■ **Dataset entries**:

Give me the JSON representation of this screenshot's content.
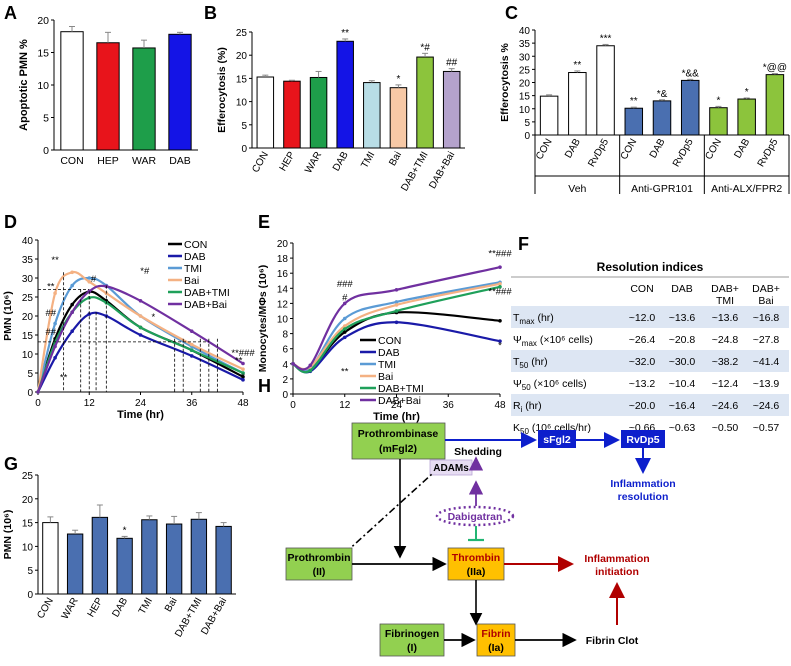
{
  "panels": {
    "A": "A",
    "B": "B",
    "C": "C",
    "D": "D",
    "E": "E",
    "F": "F",
    "G": "G",
    "H": "H"
  },
  "chart_data": [
    {
      "id": "A",
      "type": "bar",
      "ylabel": "Apoptotic PMN %",
      "ylim": [
        0,
        20
      ],
      "yticks": [
        "0",
        "5",
        "10",
        "15",
        "20"
      ],
      "categories": [
        "CON",
        "HEP",
        "WAR",
        "DAB"
      ],
      "values": [
        18.2,
        16.5,
        15.7,
        17.8
      ],
      "errors": [
        0.8,
        1.6,
        1.2,
        0.3
      ],
      "colors": [
        "#ffffff",
        "#e8141b",
        "#1e9e4a",
        "#1414e6"
      ],
      "sig": [
        "",
        "",
        "",
        ""
      ]
    },
    {
      "id": "B",
      "type": "bar",
      "ylabel": "Efferocytosis (%)",
      "ylim": [
        0,
        25
      ],
      "yticks": [
        "0",
        "5",
        "10",
        "15",
        "20",
        "25"
      ],
      "categories": [
        "CON",
        "HEP",
        "WAR",
        "DAB",
        "TMI",
        "Bai",
        "DAB+TMI",
        "DAB+Bai"
      ],
      "values": [
        15.3,
        14.4,
        15.2,
        23.0,
        14.1,
        13.0,
        19.6,
        16.5
      ],
      "errors": [
        0.4,
        0.2,
        1.3,
        0.5,
        0.4,
        0.6,
        0.8,
        0.6
      ],
      "colors": [
        "#ffffff",
        "#e8141b",
        "#1e9e4a",
        "#1414e6",
        "#b8dde6",
        "#f7c9a6",
        "#8cc43c",
        "#b4a2cc"
      ],
      "sig": [
        "",
        "",
        "",
        "**",
        "",
        "*",
        "*#",
        "##"
      ]
    },
    {
      "id": "C",
      "type": "bar",
      "ylabel": "Efferocytosis %",
      "ylim": [
        0,
        40
      ],
      "yticks": [
        "0",
        "5",
        "10",
        "15",
        "20",
        "25",
        "30",
        "35",
        "40"
      ],
      "categories": [
        "CON",
        "DAB",
        "RvDp5",
        "CON",
        "DAB",
        "RvDp5",
        "CON",
        "DAB",
        "RvDp5"
      ],
      "groups": [
        "Veh",
        "Anti-GPR101",
        "Anti-ALX/FPR2"
      ],
      "values": [
        14.8,
        23.8,
        34.0,
        10.2,
        13.0,
        20.8,
        10.4,
        13.7,
        23.0
      ],
      "errors": [
        0.5,
        0.6,
        0.5,
        0.4,
        0.4,
        0.4,
        0.5,
        0.4,
        0.4
      ],
      "colors": [
        "#ffffff",
        "#ffffff",
        "#ffffff",
        "#4a6fb0",
        "#4a6fb0",
        "#4a6fb0",
        "#8cc43c",
        "#8cc43c",
        "#8cc43c"
      ],
      "sig": [
        "",
        "**",
        "***",
        "**",
        "*&",
        "*&&",
        "*",
        "*",
        "*@@"
      ]
    },
    {
      "id": "D",
      "type": "line",
      "xlabel": "Time (hr)",
      "ylabel": "PMN (10⁶)",
      "xlim": [
        0,
        48
      ],
      "ylim": [
        0,
        40
      ],
      "xticks": [
        "0",
        "12",
        "24",
        "36",
        "48"
      ],
      "yticks": [
        "0",
        "5",
        "10",
        "15",
        "20",
        "25",
        "30",
        "35",
        "40"
      ],
      "x": [
        0,
        4,
        8,
        12,
        16,
        24,
        36,
        48
      ],
      "series": [
        {
          "name": "CON",
          "color": "#000000",
          "values": [
            0,
            14,
            23,
            26.4,
            24,
            17,
            11,
            4
          ]
        },
        {
          "name": "DAB",
          "color": "#1a1aa8",
          "values": [
            0,
            9,
            16,
            20.5,
            20,
            15,
            9.5,
            3.2
          ]
        },
        {
          "name": "TMI",
          "color": "#5b9bd5",
          "values": [
            0,
            18,
            28,
            30,
            28,
            20,
            12,
            5
          ]
        },
        {
          "name": "Bai",
          "color": "#f4b183",
          "values": [
            0,
            26,
            31.5,
            29,
            26,
            20,
            12.5,
            6
          ]
        },
        {
          "name": "DAB+TMI",
          "color": "#1fa05a",
          "values": [
            0,
            13,
            21,
            24.8,
            23.5,
            17,
            11,
            5
          ]
        },
        {
          "name": "DAB+Bai",
          "color": "#7030a0",
          "values": [
            0,
            12,
            21,
            26.5,
            27.8,
            24,
            16,
            7.5
          ]
        }
      ],
      "annotations": [
        "**",
        "**",
        "##",
        "##",
        "**",
        "#",
        "*",
        "*#",
        "**",
        "**###",
        "*"
      ]
    },
    {
      "id": "E",
      "type": "line",
      "xlabel": "Time (hr)",
      "ylabel": "Monocytes/MΦs (10⁶)",
      "xlim": [
        0,
        48
      ],
      "ylim": [
        0,
        20
      ],
      "xticks": [
        "0",
        "12",
        "24",
        "36",
        "48"
      ],
      "yticks": [
        "0",
        "2",
        "4",
        "6",
        "8",
        "10",
        "12",
        "14",
        "16",
        "18",
        "20"
      ],
      "x": [
        0,
        4,
        12,
        24,
        48
      ],
      "series": [
        {
          "name": "CON",
          "color": "#000000",
          "values": [
            4,
            3.2,
            8.2,
            10.8,
            9.7
          ]
        },
        {
          "name": "DAB",
          "color": "#1a1aa8",
          "values": [
            4,
            3.0,
            7.5,
            9.5,
            7.0
          ]
        },
        {
          "name": "TMI",
          "color": "#5b9bd5",
          "values": [
            4,
            3.4,
            10.0,
            12.2,
            14.8
          ]
        },
        {
          "name": "Bai",
          "color": "#f4b183",
          "values": [
            4,
            3.6,
            9.0,
            11.8,
            14.6
          ]
        },
        {
          "name": "DAB+TMI",
          "color": "#1fa05a",
          "values": [
            4,
            3.1,
            8.6,
            11.0,
            14.2
          ]
        },
        {
          "name": "DAB+Bai",
          "color": "#7030a0",
          "values": [
            4,
            3.8,
            12.0,
            13.8,
            16.8
          ]
        }
      ],
      "annotations": [
        "###",
        "#",
        "*",
        "**",
        "**###",
        "**###",
        "*"
      ]
    },
    {
      "id": "G",
      "type": "bar",
      "ylabel": "PMN (10⁶)",
      "ylim": [
        0,
        25
      ],
      "yticks": [
        "0",
        "5",
        "10",
        "15",
        "20",
        "25"
      ],
      "categories": [
        "CON",
        "WAR",
        "HEP",
        "DAB",
        "TMI",
        "Bai",
        "DAB+TMI",
        "DAB+Bai"
      ],
      "values": [
        15.0,
        12.6,
        16.1,
        11.7,
        15.6,
        14.7,
        15.7,
        14.2
      ],
      "errors": [
        1.2,
        0.8,
        2.6,
        0.4,
        0.8,
        1.6,
        1.4,
        0.8
      ],
      "colors": [
        "#ffffff",
        "#4a6fb0",
        "#4a6fb0",
        "#4a6fb0",
        "#4a6fb0",
        "#4a6fb0",
        "#4a6fb0",
        "#4a6fb0"
      ],
      "sig": [
        "",
        "",
        "",
        "*",
        "",
        "",
        "",
        ""
      ]
    }
  ],
  "table": {
    "title": "Resolution indices",
    "columns": [
      "",
      "CON",
      "DAB",
      "DAB+\nTMI",
      "DAB+\nBai"
    ],
    "rows": [
      {
        "label": "T_max (hr)",
        "values": [
          "~12.0",
          "~13.6",
          "~13.6",
          "~16.8"
        ]
      },
      {
        "label": "Ψ_max (×10⁶ cells)",
        "values": [
          "~26.4",
          "~20.8",
          "~24.8",
          "~27.8"
        ]
      },
      {
        "label": "T_50 (hr)",
        "values": [
          "~32.0",
          "~30.0",
          "~38.2",
          "~41.4"
        ]
      },
      {
        "label": "Ψ_50 (×10⁶ cells)",
        "values": [
          "~13.2",
          "~10.4",
          "~12.4",
          "~13.9"
        ]
      },
      {
        "label": "R_i (hr)",
        "values": [
          "~20.0",
          "~16.4",
          "~24.6",
          "~24.6"
        ]
      },
      {
        "label": "K_50 (10⁶ cells/hr)",
        "values": [
          "~0.66",
          "~0.63",
          "~0.50",
          "~0.57"
        ]
      }
    ]
  },
  "diagram": {
    "prothrombinase": [
      "Prothrombinase",
      "(mFgl2)"
    ],
    "shedding": "Shedding",
    "sfgl2": "sFgl2",
    "rvdp5": "RvDp5",
    "adams": "ADAMs",
    "dabigatran": "Dabigatran",
    "inflam_resolution": [
      "Inflammation",
      "resolution"
    ],
    "prothrombin": [
      "Prothrombin",
      "(II)"
    ],
    "thrombin": [
      "Thrombin",
      "(IIa)"
    ],
    "inflam_initiation": [
      "Inflammation",
      "initiation"
    ],
    "fibrinogen": [
      "Fibrinogen",
      "(I)"
    ],
    "fibrin": [
      "Fibrin",
      "(Ia)"
    ],
    "fibrin_clot": "Fibrin Clot",
    "colors": {
      "green_box": "#92d050",
      "orange_box": "#ffc000",
      "blue_box": "#0d1fcc",
      "red": "#b00000",
      "purple": "#7030a0"
    }
  }
}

■ **Aim of the exercise**: Report the count, and only the count, of lines in the records above that contain "ylabel".

■ **Result of this exercise**: 6